◆ **Information given**:
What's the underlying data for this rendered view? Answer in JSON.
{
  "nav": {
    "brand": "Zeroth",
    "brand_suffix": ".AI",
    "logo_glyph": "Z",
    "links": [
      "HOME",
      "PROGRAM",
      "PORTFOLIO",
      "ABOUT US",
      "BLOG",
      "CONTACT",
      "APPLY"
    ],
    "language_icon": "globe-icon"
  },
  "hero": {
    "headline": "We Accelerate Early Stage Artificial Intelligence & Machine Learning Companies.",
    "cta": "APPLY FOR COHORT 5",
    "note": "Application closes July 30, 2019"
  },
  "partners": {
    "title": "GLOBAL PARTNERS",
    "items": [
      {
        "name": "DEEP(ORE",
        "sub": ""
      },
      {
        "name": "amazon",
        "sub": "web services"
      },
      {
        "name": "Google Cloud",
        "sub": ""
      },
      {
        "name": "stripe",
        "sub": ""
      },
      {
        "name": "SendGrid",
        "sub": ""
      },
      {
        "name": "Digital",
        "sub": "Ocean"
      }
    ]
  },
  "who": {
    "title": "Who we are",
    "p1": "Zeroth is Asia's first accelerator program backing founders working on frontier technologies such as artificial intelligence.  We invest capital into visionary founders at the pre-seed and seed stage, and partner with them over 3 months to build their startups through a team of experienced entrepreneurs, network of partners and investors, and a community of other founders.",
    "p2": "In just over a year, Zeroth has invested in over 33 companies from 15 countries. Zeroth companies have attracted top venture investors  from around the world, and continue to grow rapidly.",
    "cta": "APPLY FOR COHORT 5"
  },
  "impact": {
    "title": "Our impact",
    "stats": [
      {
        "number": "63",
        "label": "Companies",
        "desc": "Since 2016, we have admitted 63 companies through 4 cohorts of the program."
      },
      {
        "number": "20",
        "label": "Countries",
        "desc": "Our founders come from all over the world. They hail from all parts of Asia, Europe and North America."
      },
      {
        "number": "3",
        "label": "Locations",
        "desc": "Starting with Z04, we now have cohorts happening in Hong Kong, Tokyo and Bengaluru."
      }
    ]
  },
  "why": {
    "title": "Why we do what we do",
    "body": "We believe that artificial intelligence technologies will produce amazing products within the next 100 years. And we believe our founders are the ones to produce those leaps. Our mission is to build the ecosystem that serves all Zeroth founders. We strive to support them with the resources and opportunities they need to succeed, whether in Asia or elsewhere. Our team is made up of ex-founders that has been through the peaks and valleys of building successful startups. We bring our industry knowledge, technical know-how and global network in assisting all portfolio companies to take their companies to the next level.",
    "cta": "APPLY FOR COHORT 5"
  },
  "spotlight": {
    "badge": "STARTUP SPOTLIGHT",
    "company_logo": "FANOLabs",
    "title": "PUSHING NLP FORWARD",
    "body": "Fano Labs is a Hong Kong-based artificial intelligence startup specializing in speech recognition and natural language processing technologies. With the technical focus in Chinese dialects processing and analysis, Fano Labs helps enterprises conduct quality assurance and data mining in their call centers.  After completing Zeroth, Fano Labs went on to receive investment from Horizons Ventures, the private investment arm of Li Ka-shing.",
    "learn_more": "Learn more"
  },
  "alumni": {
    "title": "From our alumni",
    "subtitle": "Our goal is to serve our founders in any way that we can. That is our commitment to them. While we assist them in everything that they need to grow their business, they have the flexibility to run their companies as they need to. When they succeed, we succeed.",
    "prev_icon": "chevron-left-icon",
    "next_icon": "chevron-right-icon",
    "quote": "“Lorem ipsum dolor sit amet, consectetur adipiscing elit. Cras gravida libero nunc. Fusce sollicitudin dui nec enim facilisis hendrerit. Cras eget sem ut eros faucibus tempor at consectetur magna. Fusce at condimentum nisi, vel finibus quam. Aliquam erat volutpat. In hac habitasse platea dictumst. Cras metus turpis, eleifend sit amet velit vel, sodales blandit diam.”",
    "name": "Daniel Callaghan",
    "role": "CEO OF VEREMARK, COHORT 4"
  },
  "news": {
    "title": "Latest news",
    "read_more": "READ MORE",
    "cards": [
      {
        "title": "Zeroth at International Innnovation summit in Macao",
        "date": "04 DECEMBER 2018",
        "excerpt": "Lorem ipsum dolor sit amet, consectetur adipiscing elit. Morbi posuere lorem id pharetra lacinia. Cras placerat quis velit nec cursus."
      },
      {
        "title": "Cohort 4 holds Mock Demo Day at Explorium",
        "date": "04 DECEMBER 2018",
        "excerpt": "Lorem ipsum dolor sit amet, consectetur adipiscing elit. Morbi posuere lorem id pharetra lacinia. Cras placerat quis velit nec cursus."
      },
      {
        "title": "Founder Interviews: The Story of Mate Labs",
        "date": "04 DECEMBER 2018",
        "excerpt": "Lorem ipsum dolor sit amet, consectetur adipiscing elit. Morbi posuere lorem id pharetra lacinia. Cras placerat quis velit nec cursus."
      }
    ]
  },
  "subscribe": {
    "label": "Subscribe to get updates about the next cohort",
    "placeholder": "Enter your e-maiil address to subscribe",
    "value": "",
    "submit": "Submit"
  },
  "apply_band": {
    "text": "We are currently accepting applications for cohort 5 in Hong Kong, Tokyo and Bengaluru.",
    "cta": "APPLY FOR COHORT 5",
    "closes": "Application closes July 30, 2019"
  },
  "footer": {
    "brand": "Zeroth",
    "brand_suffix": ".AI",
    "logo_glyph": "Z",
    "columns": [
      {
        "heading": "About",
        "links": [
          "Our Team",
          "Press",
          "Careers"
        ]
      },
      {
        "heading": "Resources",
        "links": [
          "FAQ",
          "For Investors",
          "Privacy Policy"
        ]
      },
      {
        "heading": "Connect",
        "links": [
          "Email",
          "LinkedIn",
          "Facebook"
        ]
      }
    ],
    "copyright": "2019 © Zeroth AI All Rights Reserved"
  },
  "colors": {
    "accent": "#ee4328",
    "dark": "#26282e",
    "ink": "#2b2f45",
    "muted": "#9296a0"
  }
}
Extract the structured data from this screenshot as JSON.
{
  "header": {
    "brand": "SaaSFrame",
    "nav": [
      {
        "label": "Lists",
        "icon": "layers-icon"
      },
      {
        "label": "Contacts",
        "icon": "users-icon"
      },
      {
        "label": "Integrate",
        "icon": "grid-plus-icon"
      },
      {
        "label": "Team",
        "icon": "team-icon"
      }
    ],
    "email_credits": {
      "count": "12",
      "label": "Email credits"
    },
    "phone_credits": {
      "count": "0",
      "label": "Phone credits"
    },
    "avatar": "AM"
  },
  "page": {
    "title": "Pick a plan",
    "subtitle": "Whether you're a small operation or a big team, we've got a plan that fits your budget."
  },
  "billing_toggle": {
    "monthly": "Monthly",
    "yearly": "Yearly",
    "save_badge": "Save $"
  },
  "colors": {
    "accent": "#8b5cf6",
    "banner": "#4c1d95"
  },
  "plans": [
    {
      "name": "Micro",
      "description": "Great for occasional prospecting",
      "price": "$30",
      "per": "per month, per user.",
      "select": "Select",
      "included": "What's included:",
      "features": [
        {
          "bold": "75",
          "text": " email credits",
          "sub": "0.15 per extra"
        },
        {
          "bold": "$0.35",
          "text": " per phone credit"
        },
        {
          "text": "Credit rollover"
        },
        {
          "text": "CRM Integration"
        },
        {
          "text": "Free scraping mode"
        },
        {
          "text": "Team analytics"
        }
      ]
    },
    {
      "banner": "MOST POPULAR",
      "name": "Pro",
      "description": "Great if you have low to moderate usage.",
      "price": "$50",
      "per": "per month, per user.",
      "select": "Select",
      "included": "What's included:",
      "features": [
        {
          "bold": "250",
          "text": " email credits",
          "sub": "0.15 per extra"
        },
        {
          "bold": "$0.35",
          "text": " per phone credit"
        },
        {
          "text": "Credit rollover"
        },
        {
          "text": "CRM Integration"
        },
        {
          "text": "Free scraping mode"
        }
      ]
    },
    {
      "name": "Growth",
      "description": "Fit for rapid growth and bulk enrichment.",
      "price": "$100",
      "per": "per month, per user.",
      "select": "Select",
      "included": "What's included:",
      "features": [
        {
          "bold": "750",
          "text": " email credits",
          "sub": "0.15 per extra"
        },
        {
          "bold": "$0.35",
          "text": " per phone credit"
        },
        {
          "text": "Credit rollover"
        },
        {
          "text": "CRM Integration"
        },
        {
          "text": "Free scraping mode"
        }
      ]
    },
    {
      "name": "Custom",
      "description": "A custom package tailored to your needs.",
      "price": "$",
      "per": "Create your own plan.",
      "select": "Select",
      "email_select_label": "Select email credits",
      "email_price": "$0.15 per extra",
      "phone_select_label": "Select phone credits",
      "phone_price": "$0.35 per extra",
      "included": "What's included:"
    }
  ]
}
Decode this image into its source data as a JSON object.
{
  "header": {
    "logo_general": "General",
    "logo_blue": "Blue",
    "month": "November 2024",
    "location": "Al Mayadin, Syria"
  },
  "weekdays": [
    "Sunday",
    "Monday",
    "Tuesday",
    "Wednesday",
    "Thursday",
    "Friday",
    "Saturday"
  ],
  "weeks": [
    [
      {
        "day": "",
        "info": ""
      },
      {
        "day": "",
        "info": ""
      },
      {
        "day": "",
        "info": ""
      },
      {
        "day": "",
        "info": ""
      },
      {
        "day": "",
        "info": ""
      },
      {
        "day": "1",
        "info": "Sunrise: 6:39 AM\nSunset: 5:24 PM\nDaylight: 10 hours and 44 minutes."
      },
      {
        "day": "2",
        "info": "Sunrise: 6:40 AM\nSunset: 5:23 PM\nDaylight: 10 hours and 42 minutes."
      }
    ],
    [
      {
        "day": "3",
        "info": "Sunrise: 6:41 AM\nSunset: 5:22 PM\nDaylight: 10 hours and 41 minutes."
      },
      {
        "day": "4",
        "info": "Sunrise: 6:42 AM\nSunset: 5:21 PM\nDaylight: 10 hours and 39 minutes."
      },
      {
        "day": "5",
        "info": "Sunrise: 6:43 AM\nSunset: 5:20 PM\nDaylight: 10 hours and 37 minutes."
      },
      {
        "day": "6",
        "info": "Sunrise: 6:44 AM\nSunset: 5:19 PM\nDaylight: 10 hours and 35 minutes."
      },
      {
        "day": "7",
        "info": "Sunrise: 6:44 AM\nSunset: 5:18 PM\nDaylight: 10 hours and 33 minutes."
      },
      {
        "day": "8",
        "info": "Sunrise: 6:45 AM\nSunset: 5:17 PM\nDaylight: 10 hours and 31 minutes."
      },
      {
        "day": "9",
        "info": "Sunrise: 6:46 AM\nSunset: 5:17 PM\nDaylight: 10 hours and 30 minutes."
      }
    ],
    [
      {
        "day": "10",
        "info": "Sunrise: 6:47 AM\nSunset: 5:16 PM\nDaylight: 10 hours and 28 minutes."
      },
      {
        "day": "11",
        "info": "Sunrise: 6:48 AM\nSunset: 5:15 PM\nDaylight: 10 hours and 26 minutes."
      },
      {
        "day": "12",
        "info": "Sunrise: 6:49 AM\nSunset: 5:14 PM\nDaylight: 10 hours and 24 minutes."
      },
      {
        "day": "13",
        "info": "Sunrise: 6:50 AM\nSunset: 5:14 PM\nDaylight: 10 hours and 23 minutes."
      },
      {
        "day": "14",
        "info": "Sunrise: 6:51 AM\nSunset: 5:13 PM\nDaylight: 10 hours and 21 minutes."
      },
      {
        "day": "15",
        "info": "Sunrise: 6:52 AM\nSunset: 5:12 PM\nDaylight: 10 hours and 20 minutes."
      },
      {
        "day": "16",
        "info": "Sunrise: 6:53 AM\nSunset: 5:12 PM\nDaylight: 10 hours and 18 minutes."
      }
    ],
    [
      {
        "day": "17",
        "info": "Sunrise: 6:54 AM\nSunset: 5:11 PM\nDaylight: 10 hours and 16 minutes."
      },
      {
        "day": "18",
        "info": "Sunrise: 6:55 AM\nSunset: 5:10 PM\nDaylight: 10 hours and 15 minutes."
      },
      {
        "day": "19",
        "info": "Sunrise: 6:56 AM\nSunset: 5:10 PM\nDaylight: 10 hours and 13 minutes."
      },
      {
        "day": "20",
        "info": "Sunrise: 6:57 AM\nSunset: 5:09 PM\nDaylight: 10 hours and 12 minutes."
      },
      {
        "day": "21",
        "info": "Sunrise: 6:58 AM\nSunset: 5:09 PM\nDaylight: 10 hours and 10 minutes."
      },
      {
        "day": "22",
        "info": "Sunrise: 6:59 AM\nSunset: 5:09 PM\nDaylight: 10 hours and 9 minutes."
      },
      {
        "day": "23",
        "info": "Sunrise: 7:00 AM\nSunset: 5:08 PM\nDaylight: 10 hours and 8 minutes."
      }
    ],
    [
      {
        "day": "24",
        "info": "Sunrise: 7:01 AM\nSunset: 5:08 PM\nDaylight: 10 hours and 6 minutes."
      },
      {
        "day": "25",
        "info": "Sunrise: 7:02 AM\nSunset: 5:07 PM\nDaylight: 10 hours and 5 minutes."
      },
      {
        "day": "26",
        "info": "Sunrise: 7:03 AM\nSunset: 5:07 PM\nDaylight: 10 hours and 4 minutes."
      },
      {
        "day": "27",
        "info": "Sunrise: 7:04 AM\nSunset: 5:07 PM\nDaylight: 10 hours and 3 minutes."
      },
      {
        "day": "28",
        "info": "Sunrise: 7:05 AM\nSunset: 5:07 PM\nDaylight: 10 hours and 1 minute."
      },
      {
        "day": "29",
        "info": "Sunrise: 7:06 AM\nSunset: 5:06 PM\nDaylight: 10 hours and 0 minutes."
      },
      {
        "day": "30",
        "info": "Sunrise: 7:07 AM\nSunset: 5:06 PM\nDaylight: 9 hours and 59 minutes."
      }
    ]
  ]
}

◆ **What the exercise asks**: Scan the records above for the string "name", then select every line that holds it.

◆ **Result of the exercise**:
        "name": "DEEP(ORE",
        "name": "amazon",
        "name": "Google Cloud",
        "name": "stripe",
        "name": "SendGrid",
        "name": "Digital",
    "name": "Daniel Callaghan",
      "name": "Micro",
      "name": "Pro",
      "name": "Growth",
      "name": "Custom",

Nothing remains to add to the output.